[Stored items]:
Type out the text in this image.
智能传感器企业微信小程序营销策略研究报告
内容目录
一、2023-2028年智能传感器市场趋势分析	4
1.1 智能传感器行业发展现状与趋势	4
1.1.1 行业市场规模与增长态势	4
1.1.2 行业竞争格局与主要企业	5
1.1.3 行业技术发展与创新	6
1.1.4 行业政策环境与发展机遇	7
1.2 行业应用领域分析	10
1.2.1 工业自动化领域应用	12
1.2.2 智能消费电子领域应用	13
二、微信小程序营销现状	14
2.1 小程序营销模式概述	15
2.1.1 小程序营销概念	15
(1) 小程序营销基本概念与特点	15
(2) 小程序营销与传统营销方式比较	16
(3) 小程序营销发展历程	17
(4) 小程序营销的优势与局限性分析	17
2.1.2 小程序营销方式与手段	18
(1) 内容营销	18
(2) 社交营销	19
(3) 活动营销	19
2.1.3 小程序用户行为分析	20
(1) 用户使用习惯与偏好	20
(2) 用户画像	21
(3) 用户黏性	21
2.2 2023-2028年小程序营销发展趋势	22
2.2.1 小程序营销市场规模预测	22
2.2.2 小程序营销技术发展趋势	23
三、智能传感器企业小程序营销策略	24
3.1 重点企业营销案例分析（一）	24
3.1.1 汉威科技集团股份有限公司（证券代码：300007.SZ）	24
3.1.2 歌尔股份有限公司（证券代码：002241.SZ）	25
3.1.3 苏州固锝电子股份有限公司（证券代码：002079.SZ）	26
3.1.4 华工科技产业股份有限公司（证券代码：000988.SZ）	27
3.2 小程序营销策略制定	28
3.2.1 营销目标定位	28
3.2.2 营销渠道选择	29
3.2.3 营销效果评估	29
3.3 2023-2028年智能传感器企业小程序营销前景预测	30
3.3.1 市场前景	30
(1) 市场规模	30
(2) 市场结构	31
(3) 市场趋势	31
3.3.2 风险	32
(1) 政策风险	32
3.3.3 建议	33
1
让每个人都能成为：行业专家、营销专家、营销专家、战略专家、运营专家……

[Given exercise]: Restate each record exactly as written.

[Completed exercise]:
Type out the text in this image.
智能传感器企业微信小程序营销策略研究报告
内容目录
一、2023-2028年智能传感器市场趋势分析	4
1.1 智能传感器行业发展现状与趋势	4
1.1.1 行业市场规模与增长态势	4
1.1.2 行业竞争格局与主要企业	5
1.1.3 行业技术发展与创新	6
1.1.4 行业政策环境与发展机遇	7
1.2 行业应用领域分析	10
1.2.1 工业自动化领域应用	12
1.2.2 智能消费电子领域应用	13
二、微信小程序营销现状	14
2.1 小程序营销模式概述	15
2.1.1 小程序营销概念	15
(1) 小程序营销基本概念与特点	15
(2) 小程序营销与传统营销方式比较	16
(3) 小程序营销发展历程	17
(4) 小程序营销的优势与局限性分析	17
2.1.2 小程序营销方式与手段	18
(1) 内容营销	18
(2) 社交营销	19
(3) 活动营销	19
2.1.3 小程序用户行为分析	20
(1) 用户使用习惯与偏好	20
(2) 用户画像	21
(3) 用户黏性	21
2.2 2023-2028年小程序营销发展趋势	22
2.2.1 小程序营销市场规模预测	22
2.2.2 小程序营销技术发展趋势	23
三、智能传感器企业小程序营销策略	24
3.1 重点企业营销案例分析（一）	24
3.1.1 汉威科技集团股份有限公司（证券代码：300007.SZ）	24
3.1.2 歌尔股份有限公司（证券代码：002241.SZ）	25
3.1.3 苏州固锝电子股份有限公司（证券代码：002079.SZ）	26
3.1.4 华工科技产业股份有限公司（证券代码：000988.SZ）	27
3.2 小程序营销策略制定	28
3.2.1 营销目标定位	28
3.2.2 营销渠道选择	29
3.2.3 营销效果评估	29
3.3 2023-2028年智能传感器企业小程序营销前景预测	30
3.3.1 市场前景	30
(1) 市场规模	30
(2) 市场结构	31
(3) 市场趋势	31
3.3.2 风险	32
(1) 政策风险	32
3.3.3 建议	33
1
让每个人都能成为：行业专家、营销专家、营销专家、战略专家、运营专家……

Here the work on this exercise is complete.